>>>>>

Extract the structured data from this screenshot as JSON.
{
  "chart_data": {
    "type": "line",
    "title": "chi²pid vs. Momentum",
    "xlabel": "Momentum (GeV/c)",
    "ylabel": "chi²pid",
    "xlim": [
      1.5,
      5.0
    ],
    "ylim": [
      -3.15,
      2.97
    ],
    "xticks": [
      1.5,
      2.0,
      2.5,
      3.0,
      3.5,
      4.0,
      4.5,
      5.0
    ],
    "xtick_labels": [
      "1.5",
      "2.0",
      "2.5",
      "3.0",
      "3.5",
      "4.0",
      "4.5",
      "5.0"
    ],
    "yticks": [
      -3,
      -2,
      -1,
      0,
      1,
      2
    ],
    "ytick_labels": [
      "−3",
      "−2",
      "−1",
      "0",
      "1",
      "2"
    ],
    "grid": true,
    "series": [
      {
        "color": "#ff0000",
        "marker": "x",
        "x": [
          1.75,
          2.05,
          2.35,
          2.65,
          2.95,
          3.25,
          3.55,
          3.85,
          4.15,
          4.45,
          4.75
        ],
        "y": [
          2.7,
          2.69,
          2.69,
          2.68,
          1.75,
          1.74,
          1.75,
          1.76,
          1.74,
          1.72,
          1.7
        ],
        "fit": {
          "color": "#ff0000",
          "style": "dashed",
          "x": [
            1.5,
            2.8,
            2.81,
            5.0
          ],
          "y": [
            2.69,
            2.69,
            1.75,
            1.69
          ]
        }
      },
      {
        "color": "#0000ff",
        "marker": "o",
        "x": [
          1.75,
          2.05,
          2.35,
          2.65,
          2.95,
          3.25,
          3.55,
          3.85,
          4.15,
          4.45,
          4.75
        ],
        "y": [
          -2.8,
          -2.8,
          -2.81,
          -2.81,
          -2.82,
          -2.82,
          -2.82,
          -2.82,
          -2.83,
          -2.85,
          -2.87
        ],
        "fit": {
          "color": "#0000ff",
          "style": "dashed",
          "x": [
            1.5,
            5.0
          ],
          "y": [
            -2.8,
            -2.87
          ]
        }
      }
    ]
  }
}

<<<<<
>>>>>

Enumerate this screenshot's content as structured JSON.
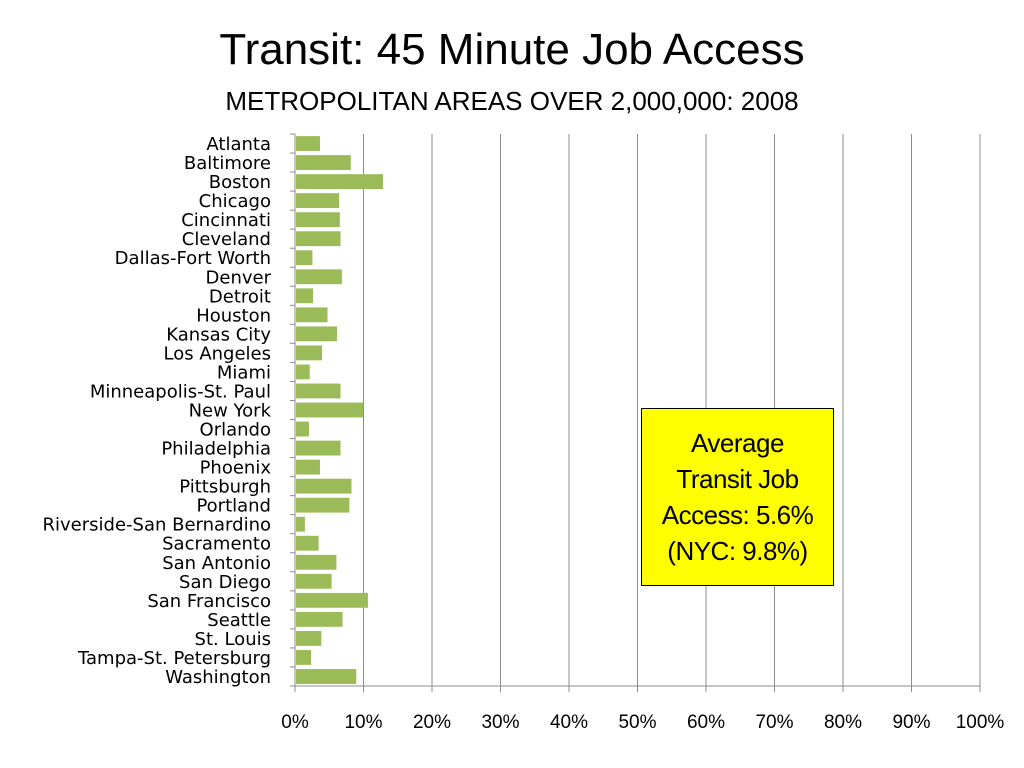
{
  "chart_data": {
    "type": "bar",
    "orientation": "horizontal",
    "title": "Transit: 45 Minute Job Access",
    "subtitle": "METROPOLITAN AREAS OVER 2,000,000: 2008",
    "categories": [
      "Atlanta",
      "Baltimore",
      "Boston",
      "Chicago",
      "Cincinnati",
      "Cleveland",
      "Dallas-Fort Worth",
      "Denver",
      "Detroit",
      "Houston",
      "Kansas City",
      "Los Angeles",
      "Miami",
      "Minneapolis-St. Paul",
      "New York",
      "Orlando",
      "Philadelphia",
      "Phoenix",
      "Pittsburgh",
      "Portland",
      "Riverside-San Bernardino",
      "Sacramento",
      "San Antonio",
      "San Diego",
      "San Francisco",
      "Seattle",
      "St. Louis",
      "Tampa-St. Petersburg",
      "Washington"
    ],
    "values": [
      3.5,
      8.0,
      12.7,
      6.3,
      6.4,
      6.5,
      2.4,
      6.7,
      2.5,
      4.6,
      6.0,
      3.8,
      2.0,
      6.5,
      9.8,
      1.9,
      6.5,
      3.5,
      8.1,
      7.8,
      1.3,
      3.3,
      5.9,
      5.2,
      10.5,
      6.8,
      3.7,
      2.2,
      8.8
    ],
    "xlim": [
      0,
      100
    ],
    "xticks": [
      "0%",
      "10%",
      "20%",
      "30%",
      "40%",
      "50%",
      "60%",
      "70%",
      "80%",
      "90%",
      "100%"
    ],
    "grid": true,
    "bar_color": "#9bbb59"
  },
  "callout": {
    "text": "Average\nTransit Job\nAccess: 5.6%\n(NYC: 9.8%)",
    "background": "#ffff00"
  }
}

<<<<<
>>>>>

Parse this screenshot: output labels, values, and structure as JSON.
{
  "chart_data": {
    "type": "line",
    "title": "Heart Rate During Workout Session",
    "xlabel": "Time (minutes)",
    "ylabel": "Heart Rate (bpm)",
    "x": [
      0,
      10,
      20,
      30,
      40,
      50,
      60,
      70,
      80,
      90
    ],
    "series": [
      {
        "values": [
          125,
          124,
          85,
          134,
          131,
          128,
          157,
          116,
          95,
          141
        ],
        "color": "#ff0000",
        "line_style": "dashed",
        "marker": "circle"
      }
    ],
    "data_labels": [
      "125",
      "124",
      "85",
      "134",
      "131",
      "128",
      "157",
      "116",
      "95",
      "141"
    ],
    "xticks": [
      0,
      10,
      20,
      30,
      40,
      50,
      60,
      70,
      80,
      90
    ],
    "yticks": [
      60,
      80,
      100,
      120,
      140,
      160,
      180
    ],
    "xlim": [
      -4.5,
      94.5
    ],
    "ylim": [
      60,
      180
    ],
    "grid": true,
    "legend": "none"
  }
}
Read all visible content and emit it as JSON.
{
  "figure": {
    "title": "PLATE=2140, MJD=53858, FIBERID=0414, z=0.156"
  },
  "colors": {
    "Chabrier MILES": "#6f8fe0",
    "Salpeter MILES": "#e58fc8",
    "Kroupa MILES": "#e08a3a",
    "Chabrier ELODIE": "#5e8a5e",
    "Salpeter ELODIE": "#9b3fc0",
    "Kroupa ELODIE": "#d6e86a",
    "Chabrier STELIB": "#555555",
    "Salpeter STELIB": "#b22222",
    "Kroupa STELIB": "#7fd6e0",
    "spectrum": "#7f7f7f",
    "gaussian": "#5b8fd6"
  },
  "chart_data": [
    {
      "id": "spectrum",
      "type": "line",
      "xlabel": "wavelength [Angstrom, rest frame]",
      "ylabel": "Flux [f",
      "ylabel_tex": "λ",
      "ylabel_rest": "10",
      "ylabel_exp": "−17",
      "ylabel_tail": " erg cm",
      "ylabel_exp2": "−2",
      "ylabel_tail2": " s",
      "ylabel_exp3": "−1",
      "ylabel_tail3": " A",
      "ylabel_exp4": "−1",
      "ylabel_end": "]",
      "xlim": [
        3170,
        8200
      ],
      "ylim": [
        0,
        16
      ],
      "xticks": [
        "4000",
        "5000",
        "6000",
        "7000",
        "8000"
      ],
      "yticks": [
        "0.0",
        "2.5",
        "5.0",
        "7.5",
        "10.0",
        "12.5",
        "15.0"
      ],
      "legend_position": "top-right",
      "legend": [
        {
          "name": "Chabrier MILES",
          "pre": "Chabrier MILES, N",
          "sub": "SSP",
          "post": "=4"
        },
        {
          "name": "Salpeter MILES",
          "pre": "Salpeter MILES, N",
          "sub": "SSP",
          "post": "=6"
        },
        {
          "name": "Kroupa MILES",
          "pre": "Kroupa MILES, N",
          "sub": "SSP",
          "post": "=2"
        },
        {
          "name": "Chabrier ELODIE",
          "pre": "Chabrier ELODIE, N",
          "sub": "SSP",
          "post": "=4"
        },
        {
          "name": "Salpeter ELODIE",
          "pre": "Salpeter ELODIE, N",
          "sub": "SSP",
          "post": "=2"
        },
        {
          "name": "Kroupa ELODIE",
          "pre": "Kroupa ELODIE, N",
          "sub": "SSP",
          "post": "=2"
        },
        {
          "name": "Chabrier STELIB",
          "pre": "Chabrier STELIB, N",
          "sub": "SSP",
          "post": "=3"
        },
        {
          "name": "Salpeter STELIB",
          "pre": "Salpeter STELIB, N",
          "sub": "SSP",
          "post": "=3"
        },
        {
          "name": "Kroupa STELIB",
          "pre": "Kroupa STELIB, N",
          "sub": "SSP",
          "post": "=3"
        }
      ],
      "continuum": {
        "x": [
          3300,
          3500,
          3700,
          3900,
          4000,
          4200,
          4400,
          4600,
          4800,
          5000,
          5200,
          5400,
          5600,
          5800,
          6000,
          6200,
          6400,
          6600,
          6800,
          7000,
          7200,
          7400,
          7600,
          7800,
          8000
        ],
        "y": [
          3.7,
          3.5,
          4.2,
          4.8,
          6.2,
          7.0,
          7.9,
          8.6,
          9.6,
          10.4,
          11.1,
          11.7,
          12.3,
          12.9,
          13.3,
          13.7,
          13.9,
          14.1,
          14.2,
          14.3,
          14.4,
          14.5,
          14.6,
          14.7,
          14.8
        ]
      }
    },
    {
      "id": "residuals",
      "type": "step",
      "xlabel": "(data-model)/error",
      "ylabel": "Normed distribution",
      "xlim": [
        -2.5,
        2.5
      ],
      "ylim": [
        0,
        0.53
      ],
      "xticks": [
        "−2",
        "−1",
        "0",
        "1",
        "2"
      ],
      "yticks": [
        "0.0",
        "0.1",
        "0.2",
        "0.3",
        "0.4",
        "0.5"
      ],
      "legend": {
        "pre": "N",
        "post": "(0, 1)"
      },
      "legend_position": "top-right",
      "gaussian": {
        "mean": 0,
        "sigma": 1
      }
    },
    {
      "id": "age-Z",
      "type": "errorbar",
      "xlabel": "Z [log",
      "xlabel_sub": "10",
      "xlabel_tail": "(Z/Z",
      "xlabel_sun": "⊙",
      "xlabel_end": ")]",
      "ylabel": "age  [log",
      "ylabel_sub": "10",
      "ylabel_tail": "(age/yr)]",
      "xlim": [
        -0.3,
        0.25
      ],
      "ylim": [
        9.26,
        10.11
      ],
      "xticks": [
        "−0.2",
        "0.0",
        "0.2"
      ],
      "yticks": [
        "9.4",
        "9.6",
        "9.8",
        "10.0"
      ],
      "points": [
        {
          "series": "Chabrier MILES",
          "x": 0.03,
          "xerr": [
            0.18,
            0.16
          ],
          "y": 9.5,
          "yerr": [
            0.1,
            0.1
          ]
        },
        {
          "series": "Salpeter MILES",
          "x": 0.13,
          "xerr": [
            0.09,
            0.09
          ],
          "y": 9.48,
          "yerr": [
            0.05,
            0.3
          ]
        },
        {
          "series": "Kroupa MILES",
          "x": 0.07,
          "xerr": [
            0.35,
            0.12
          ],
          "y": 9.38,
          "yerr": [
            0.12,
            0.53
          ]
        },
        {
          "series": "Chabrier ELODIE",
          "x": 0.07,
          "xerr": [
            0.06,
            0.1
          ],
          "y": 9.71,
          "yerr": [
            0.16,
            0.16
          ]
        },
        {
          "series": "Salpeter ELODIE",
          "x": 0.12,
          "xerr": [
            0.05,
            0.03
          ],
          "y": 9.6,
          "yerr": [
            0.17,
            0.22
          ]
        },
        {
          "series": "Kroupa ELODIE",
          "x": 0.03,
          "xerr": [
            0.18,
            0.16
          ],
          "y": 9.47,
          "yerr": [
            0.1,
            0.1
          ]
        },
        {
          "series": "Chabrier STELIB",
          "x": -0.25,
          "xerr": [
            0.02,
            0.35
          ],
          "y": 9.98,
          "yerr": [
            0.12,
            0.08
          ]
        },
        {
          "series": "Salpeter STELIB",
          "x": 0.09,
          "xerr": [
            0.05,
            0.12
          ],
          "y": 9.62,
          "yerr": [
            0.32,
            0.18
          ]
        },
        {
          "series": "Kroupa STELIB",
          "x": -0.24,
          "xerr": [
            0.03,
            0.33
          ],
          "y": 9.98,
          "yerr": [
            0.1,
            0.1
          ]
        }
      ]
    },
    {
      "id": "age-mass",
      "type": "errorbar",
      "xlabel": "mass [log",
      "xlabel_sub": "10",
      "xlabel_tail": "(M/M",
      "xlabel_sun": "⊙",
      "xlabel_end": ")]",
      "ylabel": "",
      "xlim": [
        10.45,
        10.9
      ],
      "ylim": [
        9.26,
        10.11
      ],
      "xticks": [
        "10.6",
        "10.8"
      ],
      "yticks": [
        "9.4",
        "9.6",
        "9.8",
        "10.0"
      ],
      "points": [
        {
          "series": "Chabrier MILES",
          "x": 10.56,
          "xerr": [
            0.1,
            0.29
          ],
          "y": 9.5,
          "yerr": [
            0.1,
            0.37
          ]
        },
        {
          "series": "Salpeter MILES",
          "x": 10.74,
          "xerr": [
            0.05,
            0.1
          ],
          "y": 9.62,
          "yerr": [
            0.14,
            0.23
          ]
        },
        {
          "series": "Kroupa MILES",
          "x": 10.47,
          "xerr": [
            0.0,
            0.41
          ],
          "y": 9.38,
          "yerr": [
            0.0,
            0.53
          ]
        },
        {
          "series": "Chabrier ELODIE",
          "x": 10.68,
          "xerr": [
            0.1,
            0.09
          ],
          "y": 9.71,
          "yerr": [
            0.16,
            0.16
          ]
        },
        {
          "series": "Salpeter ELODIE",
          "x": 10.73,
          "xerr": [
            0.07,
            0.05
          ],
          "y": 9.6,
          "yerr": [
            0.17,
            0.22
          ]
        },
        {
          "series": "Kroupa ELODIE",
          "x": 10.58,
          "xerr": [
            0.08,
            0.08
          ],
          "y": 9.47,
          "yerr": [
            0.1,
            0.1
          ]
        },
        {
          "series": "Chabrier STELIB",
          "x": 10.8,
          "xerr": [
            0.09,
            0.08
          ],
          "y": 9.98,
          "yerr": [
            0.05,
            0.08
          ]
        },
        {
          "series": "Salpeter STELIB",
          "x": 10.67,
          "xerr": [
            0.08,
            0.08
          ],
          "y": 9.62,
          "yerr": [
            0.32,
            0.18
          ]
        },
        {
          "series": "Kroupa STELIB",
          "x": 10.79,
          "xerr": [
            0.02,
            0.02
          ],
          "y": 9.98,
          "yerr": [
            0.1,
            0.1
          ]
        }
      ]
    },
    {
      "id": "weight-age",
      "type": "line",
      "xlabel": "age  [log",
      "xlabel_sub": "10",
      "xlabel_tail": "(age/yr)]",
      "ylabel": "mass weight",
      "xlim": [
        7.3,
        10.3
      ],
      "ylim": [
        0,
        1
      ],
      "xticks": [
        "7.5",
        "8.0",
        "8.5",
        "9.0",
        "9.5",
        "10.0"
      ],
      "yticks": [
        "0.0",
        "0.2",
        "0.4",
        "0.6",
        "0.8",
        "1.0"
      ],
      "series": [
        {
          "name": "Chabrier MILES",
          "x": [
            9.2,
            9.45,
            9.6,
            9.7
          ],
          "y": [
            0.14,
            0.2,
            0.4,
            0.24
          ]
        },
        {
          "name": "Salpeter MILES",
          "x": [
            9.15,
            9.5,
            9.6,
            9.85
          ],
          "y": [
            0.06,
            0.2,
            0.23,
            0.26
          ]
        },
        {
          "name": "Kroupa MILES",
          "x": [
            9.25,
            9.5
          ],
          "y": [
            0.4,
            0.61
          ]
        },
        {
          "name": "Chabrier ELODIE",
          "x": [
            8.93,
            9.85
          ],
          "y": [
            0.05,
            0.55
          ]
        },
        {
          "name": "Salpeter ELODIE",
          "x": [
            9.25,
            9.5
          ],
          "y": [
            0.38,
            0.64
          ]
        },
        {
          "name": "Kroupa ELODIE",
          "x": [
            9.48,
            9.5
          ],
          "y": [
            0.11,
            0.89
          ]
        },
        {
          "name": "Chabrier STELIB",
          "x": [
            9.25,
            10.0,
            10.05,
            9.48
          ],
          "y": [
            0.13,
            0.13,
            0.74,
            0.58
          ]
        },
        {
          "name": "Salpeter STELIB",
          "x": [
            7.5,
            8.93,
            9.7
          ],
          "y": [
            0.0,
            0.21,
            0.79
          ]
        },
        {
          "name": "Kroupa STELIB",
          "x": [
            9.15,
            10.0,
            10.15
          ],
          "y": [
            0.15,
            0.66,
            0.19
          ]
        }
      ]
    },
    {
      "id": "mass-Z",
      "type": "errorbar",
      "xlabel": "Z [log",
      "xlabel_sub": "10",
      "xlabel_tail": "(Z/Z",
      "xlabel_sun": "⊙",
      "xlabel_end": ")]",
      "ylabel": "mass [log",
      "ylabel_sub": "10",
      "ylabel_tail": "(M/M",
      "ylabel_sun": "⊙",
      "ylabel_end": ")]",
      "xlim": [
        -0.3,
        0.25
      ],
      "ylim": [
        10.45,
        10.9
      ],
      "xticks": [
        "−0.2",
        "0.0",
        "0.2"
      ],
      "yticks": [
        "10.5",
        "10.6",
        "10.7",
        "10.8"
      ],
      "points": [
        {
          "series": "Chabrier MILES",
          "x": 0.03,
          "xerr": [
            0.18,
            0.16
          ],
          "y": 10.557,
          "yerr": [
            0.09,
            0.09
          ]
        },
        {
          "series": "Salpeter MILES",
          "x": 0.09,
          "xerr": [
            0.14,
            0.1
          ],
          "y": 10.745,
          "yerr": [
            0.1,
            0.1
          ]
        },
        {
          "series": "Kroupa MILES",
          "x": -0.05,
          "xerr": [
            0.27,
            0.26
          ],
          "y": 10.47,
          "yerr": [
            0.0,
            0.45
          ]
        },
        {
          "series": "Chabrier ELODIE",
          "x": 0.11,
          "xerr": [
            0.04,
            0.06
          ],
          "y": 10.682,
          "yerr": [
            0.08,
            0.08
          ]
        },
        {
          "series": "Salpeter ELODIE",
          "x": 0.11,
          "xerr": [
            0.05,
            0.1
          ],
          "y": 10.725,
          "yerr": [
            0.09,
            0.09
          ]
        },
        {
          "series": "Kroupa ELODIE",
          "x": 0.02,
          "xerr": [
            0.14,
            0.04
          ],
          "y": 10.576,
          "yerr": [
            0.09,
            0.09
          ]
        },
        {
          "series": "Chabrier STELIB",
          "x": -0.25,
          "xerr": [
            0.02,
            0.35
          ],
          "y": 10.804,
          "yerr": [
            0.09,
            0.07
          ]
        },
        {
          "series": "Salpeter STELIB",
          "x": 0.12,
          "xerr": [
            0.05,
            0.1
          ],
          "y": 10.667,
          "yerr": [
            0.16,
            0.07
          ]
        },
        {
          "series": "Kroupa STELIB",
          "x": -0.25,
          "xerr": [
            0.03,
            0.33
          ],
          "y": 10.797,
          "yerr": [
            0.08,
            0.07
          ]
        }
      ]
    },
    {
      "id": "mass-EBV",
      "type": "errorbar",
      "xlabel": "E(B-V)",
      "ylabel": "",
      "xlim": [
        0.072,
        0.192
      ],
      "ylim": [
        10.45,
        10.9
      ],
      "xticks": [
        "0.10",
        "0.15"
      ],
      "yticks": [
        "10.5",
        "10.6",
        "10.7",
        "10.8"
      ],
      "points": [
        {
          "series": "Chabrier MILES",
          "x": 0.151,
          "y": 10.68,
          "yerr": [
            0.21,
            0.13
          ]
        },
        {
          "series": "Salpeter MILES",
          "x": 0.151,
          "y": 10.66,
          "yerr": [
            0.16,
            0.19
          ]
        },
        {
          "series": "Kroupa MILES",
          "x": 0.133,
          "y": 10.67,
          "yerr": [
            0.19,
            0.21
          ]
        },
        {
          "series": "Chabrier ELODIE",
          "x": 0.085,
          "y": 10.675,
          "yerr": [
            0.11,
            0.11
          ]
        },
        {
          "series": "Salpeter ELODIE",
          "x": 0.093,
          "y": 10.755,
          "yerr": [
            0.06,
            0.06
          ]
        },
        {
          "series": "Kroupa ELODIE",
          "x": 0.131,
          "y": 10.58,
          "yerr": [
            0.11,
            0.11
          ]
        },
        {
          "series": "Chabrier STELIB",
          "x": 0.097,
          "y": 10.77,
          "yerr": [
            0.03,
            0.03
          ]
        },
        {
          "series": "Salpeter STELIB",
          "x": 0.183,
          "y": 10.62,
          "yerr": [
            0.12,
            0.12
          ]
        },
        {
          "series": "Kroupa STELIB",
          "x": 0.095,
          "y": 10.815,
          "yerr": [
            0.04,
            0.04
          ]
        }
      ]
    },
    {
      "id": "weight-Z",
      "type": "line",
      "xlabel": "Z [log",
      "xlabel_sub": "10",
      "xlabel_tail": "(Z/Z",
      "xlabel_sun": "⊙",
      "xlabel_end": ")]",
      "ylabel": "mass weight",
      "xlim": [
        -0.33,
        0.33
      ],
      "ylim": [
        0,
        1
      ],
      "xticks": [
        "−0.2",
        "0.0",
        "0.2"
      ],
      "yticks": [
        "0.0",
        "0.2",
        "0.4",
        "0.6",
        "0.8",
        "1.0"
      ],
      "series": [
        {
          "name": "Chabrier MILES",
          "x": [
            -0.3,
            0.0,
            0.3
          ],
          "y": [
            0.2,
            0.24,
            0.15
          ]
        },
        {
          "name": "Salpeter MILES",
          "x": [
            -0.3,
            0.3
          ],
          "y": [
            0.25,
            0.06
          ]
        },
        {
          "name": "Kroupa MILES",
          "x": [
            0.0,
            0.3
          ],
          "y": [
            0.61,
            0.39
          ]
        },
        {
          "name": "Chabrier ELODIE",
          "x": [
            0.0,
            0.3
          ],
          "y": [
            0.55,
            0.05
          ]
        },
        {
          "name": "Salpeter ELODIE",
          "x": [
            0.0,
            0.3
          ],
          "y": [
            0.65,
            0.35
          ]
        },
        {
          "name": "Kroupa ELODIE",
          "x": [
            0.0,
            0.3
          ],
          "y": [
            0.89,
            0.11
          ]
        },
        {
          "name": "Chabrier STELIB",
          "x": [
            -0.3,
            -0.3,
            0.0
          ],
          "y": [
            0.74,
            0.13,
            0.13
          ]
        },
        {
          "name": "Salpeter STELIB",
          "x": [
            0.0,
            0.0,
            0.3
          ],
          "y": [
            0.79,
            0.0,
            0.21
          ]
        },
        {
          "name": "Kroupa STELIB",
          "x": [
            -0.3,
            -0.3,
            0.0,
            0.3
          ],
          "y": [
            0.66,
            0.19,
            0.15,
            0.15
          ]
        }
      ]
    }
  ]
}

<<<<<

→ **EXERCISE GOAL**
Read the data above and pull out each line that holds the string "this".

→ **WRITTEN RESPONSE**
Extract the structured data from this screenshot as JSON.
Enumerate this screenshot's content as structured JSON.
Parse this screenshot: output labels, values, and structure as JSON.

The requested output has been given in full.